- What is required -
Pull each line containing "piControl" out of the data and copy it.

[Data tied to figure images]

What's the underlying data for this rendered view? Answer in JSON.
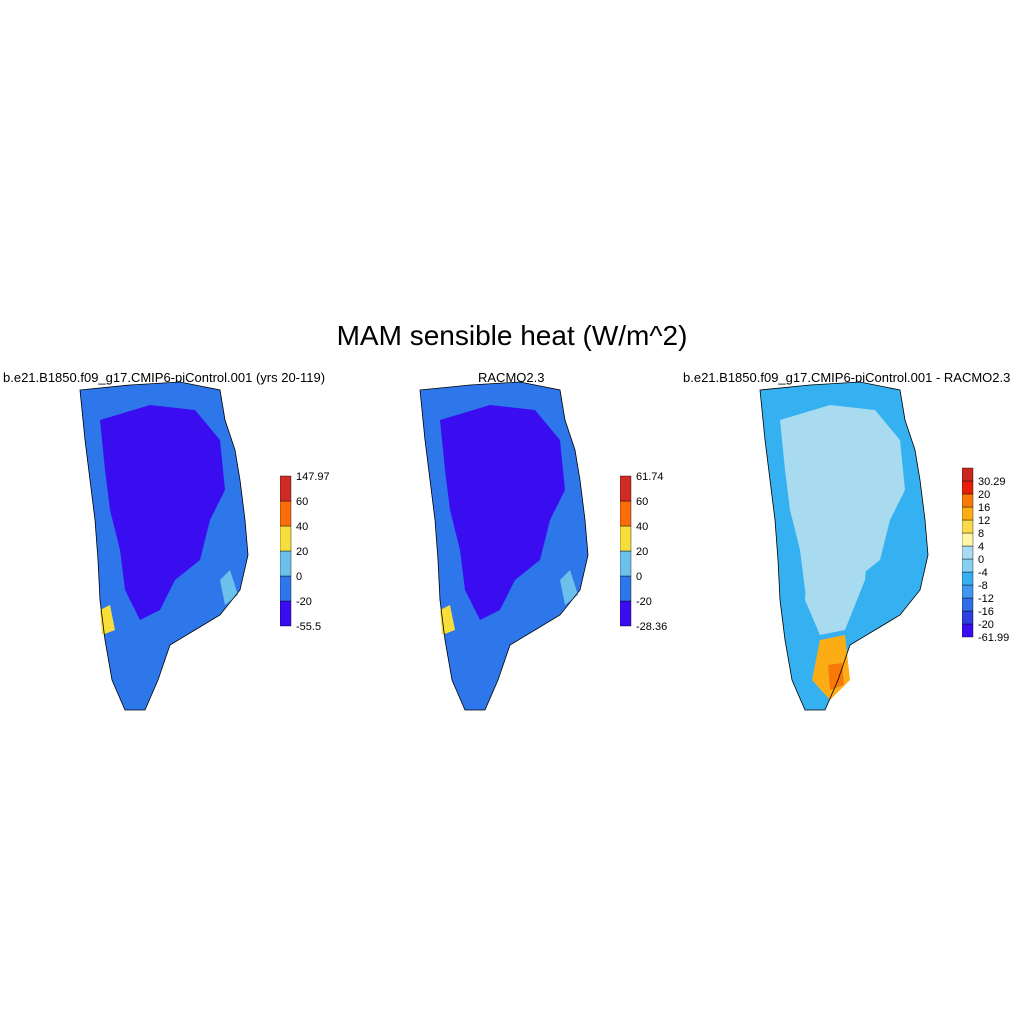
{
  "figure": {
    "title": "MAM sensible heat (W/m^2)"
  },
  "panels": [
    {
      "id": "model",
      "title": "b.e21.B1850.f09_g17.CMIP6-piControl.001 (yrs 20-119)",
      "colorbar": {
        "colors": [
          "#3a0df0",
          "#2e77ea",
          "#6cc0ec",
          "#f8de3c",
          "#fb6d0a",
          "#d12b25"
        ],
        "labels": [
          "-55.5",
          "-20",
          "0",
          "20",
          "40",
          "60",
          "147.97"
        ]
      },
      "dominant_colors": {
        "interior": "#3a0df0",
        "margin": "#2e77ea",
        "coast": "#6cc0ec",
        "warm": "#f8de3c"
      }
    },
    {
      "id": "obs",
      "title": "RACMO2.3",
      "colorbar": {
        "colors": [
          "#3a0df0",
          "#2e77ea",
          "#6cc0ec",
          "#f8de3c",
          "#fb6d0a",
          "#d12b25"
        ],
        "labels": [
          "-28.36",
          "-20",
          "0",
          "20",
          "40",
          "60",
          "61.74"
        ]
      },
      "dominant_colors": {
        "interior": "#3a0df0",
        "margin": "#2e77ea",
        "coast": "#6cc0ec",
        "warm": "#f8de3c"
      }
    },
    {
      "id": "diff",
      "title": "b.e21.B1850.f09_g17.CMIP6-piControl.001 - RACMO2.3",
      "colorbar": {
        "colors": [
          "#3a0df0",
          "#2c3fe0",
          "#2e6fe8",
          "#3f96f0",
          "#35b0f0",
          "#86d0f2",
          "#a8daf0",
          "#fff7a6",
          "#fcd94a",
          "#fcad16",
          "#f87808",
          "#e81e08",
          "#c8281e"
        ],
        "labels": [
          "-61.99",
          "-20",
          "-16",
          "-12",
          "-8",
          "-4",
          "0",
          "4",
          "8",
          "12",
          "16",
          "20",
          "30.29"
        ]
      },
      "dominant_colors": {
        "interior": "#a8daf0",
        "margin": "#35b0f0",
        "coast": "#3a0df0",
        "warm": "#fcad16"
      }
    }
  ]
}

- Complete response -
      "title": "b.e21.B1850.f09_g17.CMIP6-piControl.001 (yrs 20-119)",
      "title": "b.e21.B1850.f09_g17.CMIP6-piControl.001 - RACMO2.3",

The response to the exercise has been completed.